Items from a figure collection:

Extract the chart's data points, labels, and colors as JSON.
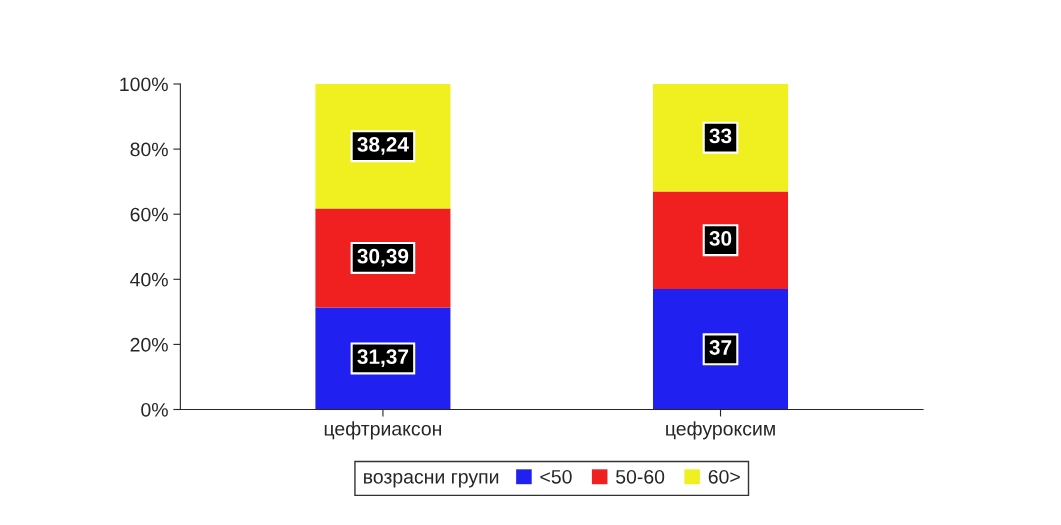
{
  "chart_data": {
    "type": "bar",
    "stacked": true,
    "categories": [
      "цефтриаксон",
      "цефуроксим"
    ],
    "series": [
      {
        "name": "<50",
        "color": "#2020f0",
        "values": [
          31.37,
          37
        ],
        "value_labels": [
          "31,37",
          "37"
        ]
      },
      {
        "name": "50-60",
        "color": "#f02020",
        "values": [
          30.39,
          30
        ],
        "value_labels": [
          "30,39",
          "30"
        ]
      },
      {
        "name": "60>",
        "color": "#f0f020",
        "values": [
          38.24,
          33
        ],
        "value_labels": [
          "38,24",
          "33"
        ]
      }
    ],
    "legend_title": "возрасни групи",
    "legend": "bottom",
    "grid": false,
    "ylim": [
      0,
      100
    ],
    "yticks": [
      {
        "value": 0,
        "label": "0%"
      },
      {
        "value": 20,
        "label": "20%"
      },
      {
        "value": 40,
        "label": "40%"
      },
      {
        "value": 60,
        "label": "60%"
      },
      {
        "value": 80,
        "label": "80%"
      },
      {
        "value": 100,
        "label": "100%"
      }
    ]
  }
}
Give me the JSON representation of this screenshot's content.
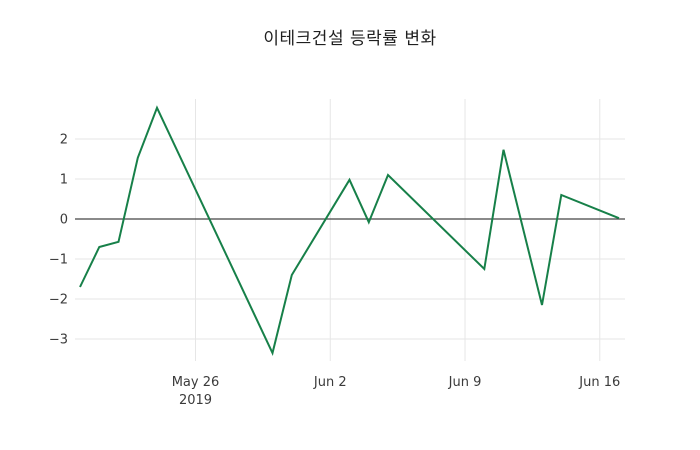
{
  "chart_data": {
    "type": "line",
    "title": "이테크건설 등락률 변화",
    "series": [
      {
        "name": "등락률",
        "x_labels": [
          "May 20",
          "May 21",
          "May 22",
          "May 23",
          "May 24",
          "May 30",
          "May 31",
          "Jun 3",
          "Jun 4",
          "Jun 5",
          "Jun 10",
          "Jun 11",
          "Jun 13",
          "Jun 14",
          "Jun 17"
        ],
        "x_day_offsets": [
          0,
          1,
          2,
          3,
          4,
          10,
          11,
          14,
          15,
          16,
          21,
          22,
          24,
          25,
          28
        ],
        "values": [
          -1.7,
          -0.7,
          -0.57,
          1.53,
          2.78,
          -3.35,
          -1.4,
          0.98,
          -0.08,
          1.1,
          -1.25,
          1.73,
          -2.15,
          0.6,
          0.02
        ]
      }
    ],
    "x_ticks": [
      {
        "offset": 6,
        "label": "May 26",
        "sublabel": "2019"
      },
      {
        "offset": 13,
        "label": "Jun 2",
        "sublabel": ""
      },
      {
        "offset": 20,
        "label": "Jun 9",
        "sublabel": ""
      },
      {
        "offset": 27,
        "label": "Jun 16",
        "sublabel": ""
      }
    ],
    "y_ticks": [
      {
        "value": 2,
        "label": "2"
      },
      {
        "value": 1,
        "label": "1"
      },
      {
        "value": 0,
        "label": "0"
      },
      {
        "value": -1,
        "label": "−1"
      },
      {
        "value": -2,
        "label": "−2"
      },
      {
        "value": -3,
        "label": "−3"
      }
    ],
    "xlim": [
      -0.26,
      28.31
    ],
    "ylim": [
      -3.55,
      3.0
    ],
    "xlabel": "",
    "ylabel": "",
    "legend_position": "none",
    "grid": true,
    "zero_line": true,
    "colors": {
      "line": "#178049",
      "grid": "#e6e6e6",
      "zero_line": "#444444",
      "tick_text": "#3b3b3b",
      "title_text": "#1f1f1f",
      "background": "#ffffff"
    }
  }
}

* _EXERCISE GOAL_
In the records above, collect each line with "colors".

* _ANSWER TO THIS PROBLEM_
Extract the chart's data points, labels, and colors as JSON.
    "colors": {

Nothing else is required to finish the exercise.